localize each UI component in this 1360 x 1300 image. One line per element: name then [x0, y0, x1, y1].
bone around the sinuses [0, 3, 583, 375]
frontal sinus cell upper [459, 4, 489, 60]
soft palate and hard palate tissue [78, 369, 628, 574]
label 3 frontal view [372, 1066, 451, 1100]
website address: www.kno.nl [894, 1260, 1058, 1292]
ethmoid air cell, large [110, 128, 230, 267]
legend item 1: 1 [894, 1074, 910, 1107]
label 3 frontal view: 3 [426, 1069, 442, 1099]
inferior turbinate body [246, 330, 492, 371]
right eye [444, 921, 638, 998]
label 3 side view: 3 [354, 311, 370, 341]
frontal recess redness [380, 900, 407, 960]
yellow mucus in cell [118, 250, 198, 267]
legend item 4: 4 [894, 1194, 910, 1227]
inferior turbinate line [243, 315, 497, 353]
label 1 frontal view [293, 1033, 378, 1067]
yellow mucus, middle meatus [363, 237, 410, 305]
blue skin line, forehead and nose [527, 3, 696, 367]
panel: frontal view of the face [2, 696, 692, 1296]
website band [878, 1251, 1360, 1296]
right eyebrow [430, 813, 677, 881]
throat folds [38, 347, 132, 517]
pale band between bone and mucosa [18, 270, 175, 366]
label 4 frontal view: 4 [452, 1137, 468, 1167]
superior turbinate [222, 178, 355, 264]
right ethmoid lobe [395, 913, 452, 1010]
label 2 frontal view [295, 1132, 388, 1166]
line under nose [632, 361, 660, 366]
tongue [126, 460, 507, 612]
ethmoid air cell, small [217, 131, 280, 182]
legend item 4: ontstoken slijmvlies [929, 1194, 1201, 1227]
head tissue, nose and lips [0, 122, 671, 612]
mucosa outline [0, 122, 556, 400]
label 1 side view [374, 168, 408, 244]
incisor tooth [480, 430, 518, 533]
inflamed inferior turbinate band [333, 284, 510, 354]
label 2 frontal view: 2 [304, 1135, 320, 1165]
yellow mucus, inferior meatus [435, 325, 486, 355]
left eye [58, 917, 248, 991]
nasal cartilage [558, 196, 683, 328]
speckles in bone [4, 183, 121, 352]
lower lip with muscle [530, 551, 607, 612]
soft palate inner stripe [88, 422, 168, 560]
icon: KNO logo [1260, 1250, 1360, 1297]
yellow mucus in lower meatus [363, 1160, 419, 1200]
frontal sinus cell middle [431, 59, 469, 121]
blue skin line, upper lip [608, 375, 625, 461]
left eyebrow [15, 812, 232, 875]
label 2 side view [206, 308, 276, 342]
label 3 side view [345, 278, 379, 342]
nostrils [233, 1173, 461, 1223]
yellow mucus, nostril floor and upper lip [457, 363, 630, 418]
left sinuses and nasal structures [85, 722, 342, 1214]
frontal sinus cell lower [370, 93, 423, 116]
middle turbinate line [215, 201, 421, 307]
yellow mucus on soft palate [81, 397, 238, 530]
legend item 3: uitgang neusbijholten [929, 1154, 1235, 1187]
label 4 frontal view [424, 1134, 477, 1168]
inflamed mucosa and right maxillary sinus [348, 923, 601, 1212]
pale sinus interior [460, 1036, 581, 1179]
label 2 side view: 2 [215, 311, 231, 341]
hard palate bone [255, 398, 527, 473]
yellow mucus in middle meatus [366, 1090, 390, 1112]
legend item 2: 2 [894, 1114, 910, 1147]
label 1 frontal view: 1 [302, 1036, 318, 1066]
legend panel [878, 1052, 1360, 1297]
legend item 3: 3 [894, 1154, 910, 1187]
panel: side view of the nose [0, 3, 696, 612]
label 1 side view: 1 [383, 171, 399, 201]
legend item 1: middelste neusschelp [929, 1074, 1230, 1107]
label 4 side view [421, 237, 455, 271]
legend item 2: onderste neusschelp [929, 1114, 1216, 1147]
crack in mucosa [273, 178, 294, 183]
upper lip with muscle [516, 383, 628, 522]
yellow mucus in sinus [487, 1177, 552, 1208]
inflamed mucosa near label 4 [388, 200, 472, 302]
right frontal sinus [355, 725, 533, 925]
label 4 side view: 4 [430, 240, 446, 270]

Task instructions: Return the lines above without any changes, from the first one through the line with "legend item 4: 4 [894, 1194, 910, 1227]", including both.

The answer:
localize each UI component in this 1360 x 1300 image. One line per element: name then [x0, y0, x1, y1].
bone around the sinuses [0, 3, 583, 375]
frontal sinus cell upper [459, 4, 489, 60]
soft palate and hard palate tissue [78, 369, 628, 574]
label 3 frontal view [372, 1066, 451, 1100]
website address: www.kno.nl [894, 1260, 1058, 1292]
ethmoid air cell, large [110, 128, 230, 267]
legend item 1: 1 [894, 1074, 910, 1107]
label 3 frontal view: 3 [426, 1069, 442, 1099]
inferior turbinate body [246, 330, 492, 371]
right eye [444, 921, 638, 998]
label 3 side view: 3 [354, 311, 370, 341]
frontal recess redness [380, 900, 407, 960]
yellow mucus in cell [118, 250, 198, 267]
legend item 4: 4 [894, 1194, 910, 1227]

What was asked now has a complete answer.